■ Requirement ■
Look through the material below for "Adam". Copy every line that contains it.

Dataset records
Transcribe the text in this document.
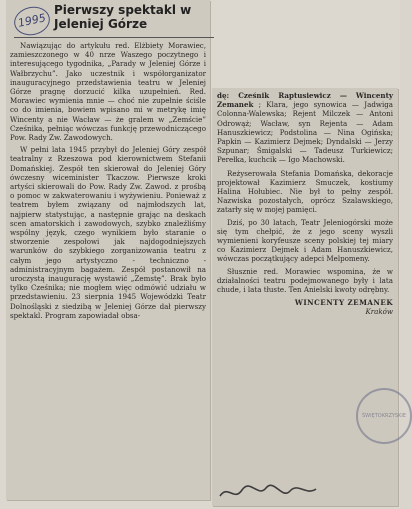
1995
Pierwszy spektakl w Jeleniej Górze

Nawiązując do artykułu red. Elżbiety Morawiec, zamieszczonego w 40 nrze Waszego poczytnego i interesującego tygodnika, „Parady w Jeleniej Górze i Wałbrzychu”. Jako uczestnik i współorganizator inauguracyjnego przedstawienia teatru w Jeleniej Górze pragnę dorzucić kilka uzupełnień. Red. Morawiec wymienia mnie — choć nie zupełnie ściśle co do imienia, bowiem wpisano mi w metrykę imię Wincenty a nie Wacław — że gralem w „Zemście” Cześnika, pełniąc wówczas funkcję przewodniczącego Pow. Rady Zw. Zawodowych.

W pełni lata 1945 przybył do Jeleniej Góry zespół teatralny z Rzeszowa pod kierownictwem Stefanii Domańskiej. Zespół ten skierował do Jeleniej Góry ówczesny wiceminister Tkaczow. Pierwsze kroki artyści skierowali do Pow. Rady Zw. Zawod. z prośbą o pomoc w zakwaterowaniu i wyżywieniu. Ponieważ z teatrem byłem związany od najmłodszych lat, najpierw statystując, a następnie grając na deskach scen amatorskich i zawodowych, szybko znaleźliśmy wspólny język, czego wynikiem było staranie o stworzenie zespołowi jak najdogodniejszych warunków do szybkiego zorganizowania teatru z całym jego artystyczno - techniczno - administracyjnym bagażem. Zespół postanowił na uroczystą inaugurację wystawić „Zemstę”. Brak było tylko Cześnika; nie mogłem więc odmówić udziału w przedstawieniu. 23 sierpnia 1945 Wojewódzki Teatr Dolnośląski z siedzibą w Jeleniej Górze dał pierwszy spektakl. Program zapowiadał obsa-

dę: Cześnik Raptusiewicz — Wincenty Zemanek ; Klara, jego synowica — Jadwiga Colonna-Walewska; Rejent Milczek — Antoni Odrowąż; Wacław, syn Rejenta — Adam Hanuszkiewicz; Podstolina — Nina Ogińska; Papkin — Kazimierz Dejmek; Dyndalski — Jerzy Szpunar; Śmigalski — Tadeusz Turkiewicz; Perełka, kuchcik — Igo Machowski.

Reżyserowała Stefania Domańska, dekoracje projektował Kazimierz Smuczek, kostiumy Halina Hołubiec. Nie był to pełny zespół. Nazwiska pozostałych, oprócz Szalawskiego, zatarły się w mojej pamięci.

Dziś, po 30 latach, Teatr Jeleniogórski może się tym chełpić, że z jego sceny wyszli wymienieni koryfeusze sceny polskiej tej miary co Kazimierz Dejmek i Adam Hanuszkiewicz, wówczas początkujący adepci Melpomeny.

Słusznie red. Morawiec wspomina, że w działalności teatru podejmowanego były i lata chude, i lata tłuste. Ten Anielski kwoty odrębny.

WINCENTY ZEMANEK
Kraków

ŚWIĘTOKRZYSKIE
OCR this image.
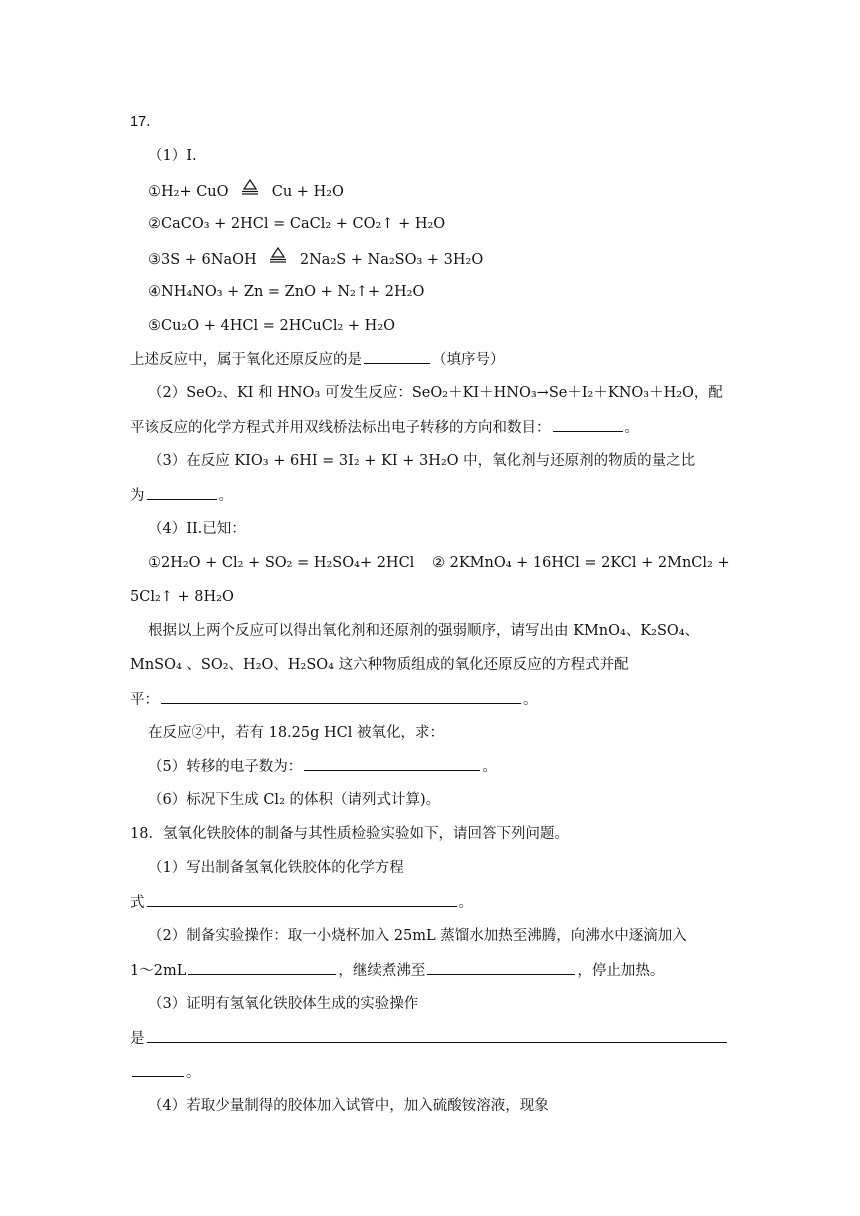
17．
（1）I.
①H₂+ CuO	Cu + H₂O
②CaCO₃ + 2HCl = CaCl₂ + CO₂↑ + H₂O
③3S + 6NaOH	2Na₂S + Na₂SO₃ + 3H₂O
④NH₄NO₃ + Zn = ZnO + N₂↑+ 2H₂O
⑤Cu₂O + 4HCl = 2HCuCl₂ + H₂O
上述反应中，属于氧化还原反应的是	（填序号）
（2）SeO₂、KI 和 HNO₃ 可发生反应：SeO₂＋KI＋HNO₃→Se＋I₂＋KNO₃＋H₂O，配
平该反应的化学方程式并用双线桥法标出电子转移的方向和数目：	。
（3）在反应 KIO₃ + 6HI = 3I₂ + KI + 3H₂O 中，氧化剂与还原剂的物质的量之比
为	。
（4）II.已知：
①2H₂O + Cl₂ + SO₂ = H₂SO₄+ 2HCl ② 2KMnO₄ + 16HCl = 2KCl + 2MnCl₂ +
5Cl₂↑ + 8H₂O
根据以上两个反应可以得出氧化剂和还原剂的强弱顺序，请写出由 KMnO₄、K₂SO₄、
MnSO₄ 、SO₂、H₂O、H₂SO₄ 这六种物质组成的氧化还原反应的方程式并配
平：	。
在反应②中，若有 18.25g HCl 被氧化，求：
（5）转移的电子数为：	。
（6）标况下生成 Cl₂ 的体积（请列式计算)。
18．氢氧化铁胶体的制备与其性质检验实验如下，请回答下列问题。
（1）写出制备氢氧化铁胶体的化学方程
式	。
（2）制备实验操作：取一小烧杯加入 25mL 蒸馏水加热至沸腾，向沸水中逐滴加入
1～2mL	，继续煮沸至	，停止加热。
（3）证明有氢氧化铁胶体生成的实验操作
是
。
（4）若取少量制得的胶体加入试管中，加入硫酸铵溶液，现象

■ Right answer ■
dę: Cześnik Raptusiewicz — Wincenty Zemanek ; Klara, jego synowica — Jadwiga Colonna-Walewska; Rejent Milczek — Antoni Odrowąż; Wacław, syn Rejenta — Adam Hanuszkiewicz; Podstolina — Nina Ogińska; Papkin — Kazimierz Dejmek; Dyndalski — Jerzy Szpunar; Śmigalski — Tadeusz Turkiewicz; Perełka, kuchcik — Igo Machowski.
Dziś, po 30 latach, Teatr Jeleniogórski może się tym chełpić, że z jego sceny wyszli wymienieni koryfeusze sceny polskiej tej miary co Kazimierz Dejmek i Adam Hanuszkiewicz, wówczas początkujący adepci Melpomeny.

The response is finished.